╭─ EXTRAIT DU DOCUMENT
Il s’agit des volets de protection et d’exploitation. Au niveau de la Commission Baleinière Internationale, normalement on devrait examiner les moyens de protéger les espèces des baleines qui sont en danger de disparition et les méthodes d’exploiter raisonnablement les espèces des baleines qui ne sont pas en danger. Il y a à peu près 80 espèces de baleines au monde.
Il y en a qui sont menacées et qu’il faut être protégees, car certaines espèces sont en voie de disparition déjà. Pour les autres espèces qui sont en croissance, elles peuvent être exploitées d’une manière raisonable en permettant leur reproduction. Donc, nous pensons que la Commission Baleinière Internationale devrait examiner la possibilité d’introduire un quota pour certaines espèces de baleines exploitables. Aujourd’hui, il y a un dysfonctionnement et la discussion sur l’exploitation n’est plus possible.
Pourtant la CBI accepte les activités de recherche et elles sont nécessaires pour avoir des données scientifiques car sans avoir des statistiques exactes, on ne peut pas avoir des discussions sur la nécessité de protection et l’exploitabilité des baleines. Le jugement était fait sur la façon dont le Japon exécutait ses recherches. Le Japon regrette ce jugement mais en tant que pays de droit, nous respectons ce jugement et nous allons examiner d’ajuster nos activités de recherche en tenant compte de ce jugement.
On voit rarement le Japon sur le théâtre des opérations de maintien de la paix dans le monde. Quelles en sont les raisons ?
╰─
╭─ EXTRAITS DE DONNÉES
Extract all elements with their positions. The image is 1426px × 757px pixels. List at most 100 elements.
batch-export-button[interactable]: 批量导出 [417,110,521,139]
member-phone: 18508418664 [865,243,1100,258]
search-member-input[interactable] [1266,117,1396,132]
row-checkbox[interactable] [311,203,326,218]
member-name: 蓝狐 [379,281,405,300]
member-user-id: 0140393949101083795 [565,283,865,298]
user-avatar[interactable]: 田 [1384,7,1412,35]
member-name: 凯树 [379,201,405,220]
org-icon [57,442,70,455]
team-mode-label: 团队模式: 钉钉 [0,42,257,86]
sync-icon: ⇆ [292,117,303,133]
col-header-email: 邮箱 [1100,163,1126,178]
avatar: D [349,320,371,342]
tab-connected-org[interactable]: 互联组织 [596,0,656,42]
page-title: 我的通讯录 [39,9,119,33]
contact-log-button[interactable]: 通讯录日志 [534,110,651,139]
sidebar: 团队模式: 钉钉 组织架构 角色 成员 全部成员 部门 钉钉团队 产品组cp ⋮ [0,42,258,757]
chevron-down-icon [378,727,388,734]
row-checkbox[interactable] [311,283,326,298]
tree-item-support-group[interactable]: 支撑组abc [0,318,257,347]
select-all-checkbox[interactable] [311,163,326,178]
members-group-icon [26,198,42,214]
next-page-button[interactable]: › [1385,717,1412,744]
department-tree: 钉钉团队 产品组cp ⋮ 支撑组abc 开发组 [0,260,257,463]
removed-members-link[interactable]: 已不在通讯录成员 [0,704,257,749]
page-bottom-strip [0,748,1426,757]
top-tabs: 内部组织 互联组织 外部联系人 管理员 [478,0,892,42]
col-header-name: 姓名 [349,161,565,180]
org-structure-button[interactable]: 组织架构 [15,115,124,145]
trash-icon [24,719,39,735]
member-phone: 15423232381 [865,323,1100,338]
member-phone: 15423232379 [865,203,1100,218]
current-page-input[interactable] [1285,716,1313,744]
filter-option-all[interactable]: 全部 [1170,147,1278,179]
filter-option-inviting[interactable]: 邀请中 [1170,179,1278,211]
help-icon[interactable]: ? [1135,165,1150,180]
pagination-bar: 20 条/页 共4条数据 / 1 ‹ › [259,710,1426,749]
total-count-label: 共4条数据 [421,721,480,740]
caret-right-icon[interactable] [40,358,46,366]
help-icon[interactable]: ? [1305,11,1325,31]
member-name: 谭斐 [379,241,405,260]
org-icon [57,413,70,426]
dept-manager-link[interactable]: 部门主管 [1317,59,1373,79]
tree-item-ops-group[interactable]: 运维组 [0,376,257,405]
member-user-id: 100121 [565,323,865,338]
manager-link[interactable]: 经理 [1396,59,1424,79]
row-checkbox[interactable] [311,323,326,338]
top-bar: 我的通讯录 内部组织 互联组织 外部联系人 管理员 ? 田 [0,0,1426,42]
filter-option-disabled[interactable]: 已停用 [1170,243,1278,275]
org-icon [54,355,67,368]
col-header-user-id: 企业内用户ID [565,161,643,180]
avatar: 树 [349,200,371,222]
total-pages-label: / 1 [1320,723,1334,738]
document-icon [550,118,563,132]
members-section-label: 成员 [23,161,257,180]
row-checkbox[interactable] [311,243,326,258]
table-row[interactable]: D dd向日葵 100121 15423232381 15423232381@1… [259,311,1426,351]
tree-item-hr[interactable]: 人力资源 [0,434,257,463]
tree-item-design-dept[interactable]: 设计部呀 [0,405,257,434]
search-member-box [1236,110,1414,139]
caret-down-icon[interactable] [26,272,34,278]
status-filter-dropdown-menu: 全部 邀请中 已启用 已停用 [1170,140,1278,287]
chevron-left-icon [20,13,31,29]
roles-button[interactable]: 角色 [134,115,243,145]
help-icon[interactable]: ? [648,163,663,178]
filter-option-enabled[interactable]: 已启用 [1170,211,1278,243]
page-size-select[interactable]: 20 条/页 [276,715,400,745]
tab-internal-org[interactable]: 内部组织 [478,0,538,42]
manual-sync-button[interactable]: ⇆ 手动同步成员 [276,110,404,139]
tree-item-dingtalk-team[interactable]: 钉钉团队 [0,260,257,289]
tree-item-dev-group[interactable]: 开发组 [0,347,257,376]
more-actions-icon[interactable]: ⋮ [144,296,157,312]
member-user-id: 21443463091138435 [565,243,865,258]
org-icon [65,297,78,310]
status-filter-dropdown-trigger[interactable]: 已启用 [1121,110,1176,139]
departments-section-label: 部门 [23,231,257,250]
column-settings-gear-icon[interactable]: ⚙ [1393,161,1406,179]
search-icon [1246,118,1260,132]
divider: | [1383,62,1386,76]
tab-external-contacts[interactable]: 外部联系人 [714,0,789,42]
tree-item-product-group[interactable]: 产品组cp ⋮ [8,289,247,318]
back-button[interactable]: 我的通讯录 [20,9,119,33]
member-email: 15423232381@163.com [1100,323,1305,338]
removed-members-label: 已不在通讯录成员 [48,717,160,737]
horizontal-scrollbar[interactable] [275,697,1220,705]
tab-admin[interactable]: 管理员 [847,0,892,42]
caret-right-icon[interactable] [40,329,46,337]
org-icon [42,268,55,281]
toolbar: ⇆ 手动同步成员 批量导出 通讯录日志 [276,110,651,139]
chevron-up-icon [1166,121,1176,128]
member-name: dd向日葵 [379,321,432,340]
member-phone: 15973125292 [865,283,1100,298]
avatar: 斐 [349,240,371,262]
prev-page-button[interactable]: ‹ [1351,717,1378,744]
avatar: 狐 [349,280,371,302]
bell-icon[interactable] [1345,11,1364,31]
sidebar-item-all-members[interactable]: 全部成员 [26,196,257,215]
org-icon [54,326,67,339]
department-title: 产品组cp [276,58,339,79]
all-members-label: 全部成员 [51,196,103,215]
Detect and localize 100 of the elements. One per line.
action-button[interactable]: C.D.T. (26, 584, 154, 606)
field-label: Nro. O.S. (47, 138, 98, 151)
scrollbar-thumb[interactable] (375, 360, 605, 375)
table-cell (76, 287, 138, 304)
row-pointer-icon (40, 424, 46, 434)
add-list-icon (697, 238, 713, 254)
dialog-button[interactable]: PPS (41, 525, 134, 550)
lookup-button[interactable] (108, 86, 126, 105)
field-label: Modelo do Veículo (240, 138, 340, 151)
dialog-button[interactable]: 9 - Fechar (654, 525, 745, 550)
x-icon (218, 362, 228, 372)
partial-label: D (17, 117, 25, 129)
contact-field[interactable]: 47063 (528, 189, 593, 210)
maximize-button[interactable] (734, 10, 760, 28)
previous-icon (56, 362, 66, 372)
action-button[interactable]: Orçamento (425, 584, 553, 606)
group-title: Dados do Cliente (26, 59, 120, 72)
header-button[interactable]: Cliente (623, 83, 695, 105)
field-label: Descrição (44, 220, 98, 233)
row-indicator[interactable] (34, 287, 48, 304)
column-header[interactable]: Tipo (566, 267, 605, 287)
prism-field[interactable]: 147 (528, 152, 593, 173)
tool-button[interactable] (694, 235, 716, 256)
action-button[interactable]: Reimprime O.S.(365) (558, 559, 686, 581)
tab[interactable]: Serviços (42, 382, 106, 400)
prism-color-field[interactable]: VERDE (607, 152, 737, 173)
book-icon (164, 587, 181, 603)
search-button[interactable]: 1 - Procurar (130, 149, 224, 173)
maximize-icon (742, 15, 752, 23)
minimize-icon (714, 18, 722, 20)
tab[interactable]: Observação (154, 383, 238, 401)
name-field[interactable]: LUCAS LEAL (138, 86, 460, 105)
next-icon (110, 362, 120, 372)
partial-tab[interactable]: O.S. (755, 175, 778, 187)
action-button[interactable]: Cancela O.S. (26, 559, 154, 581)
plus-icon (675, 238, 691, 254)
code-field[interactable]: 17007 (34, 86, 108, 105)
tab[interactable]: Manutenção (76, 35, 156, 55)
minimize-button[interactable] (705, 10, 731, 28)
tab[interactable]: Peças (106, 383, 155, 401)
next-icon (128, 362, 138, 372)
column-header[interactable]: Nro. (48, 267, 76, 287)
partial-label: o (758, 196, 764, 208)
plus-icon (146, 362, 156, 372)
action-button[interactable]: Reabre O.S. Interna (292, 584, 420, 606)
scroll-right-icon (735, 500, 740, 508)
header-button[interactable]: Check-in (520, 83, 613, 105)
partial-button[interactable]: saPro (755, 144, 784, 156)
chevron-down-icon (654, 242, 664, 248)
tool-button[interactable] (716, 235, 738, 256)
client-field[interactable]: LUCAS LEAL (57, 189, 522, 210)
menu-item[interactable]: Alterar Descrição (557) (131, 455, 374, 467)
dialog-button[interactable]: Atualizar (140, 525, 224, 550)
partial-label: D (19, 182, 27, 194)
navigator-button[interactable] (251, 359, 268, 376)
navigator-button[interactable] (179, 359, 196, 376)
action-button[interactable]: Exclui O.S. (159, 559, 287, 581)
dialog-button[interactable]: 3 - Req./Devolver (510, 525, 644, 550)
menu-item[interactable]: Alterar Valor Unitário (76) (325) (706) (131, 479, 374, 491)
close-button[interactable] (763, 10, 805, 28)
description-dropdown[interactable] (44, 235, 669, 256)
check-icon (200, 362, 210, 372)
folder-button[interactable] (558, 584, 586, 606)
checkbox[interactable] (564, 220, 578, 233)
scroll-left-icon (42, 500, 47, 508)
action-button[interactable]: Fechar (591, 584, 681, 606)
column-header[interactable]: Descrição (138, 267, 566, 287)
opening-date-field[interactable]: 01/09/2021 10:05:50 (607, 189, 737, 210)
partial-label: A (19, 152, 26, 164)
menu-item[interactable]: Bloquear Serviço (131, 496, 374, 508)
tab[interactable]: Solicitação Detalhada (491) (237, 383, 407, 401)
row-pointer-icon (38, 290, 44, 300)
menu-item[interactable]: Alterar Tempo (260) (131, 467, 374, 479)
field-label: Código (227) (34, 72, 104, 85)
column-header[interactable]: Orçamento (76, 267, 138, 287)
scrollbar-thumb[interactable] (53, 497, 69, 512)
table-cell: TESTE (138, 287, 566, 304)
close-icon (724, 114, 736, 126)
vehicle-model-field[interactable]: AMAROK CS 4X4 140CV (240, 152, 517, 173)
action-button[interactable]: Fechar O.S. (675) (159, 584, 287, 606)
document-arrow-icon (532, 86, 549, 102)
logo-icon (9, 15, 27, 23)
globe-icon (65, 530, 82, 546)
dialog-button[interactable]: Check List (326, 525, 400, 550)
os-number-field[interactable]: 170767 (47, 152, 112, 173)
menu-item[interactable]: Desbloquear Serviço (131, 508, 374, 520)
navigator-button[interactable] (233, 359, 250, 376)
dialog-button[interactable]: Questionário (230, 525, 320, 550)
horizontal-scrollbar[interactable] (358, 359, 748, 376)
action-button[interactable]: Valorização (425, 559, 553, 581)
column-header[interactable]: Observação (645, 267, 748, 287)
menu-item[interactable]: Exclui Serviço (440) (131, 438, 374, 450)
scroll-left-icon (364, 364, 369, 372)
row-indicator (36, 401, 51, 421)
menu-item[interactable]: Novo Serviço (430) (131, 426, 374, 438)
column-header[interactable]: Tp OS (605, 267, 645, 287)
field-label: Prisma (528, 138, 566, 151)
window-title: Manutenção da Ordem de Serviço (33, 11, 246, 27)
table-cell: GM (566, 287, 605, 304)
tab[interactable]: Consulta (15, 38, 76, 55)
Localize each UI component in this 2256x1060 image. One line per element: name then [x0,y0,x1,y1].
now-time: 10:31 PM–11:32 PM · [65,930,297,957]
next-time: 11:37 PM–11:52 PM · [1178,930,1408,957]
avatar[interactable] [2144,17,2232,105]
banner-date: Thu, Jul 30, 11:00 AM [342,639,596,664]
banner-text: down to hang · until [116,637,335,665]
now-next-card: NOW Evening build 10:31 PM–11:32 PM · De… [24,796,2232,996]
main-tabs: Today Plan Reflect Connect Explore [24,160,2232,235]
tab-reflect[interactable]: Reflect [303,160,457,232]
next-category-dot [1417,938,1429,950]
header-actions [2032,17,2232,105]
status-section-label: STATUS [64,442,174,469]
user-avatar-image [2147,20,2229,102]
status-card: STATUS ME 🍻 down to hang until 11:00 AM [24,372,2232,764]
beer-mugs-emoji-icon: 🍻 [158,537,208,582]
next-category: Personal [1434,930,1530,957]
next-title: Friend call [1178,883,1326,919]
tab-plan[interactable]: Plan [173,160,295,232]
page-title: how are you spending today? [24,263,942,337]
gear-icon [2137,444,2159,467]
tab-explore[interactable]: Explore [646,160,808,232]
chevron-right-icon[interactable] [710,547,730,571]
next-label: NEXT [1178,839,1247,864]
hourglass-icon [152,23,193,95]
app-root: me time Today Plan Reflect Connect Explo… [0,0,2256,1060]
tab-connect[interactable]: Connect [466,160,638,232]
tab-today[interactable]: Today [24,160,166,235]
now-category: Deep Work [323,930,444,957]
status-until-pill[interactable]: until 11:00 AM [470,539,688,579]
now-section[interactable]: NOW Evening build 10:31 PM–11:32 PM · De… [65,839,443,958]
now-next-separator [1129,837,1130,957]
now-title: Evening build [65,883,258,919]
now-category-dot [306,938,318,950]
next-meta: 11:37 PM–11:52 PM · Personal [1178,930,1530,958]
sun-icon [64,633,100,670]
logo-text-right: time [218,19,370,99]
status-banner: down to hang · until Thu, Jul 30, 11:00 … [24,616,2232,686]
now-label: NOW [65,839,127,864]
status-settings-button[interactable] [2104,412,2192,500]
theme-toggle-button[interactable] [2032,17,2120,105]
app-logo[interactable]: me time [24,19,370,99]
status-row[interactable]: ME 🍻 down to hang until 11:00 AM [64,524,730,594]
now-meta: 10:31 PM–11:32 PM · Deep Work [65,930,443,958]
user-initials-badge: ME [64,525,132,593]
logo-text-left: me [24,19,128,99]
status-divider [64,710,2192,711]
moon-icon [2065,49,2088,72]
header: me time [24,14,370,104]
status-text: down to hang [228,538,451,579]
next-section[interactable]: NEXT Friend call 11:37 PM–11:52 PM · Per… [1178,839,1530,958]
╰─
> _CONSIGNE_: Poursuivez le texte sur la protection et l'exploitation des baleines à partir de sa dernière phrase.

> _PRODUCTION ATTENDUE_:
Le Japon n’est pas réticent pour la participation à des operations de maintien de la paix. Au contraire, Il souhaite jouer un rôle important dans ce domaine. D’ailleurs durant la TICAD, un des thèmes majeurs a porté sur le maintien de la paix et de la stabilité en Afrique et il y contribue énormément. Il faut admettre que ses actions ne sont pas très visibles, si on les compare par exemple avec la présence française, américaine et autre dans ce domaine.
A vrai dire, le Japon participe très activement aux opérations de maintien de la paix à partir de l’année 1992, et nous avons participé aux 14 opérations de maintien de la paix des Nations Unies et nos agents des forces d’autodéfense déployés jusqu’en octobre 2013 ont atteint 9.000. Nous déployons, par exemple, environs 350 agents d’autodéfense au Soudan du Sud. Pourquoi en 1992, parce qu’au Japon, il n’y avait pas de loi qui permettait d’envoyer les agents d’autodéfense à l’étranger.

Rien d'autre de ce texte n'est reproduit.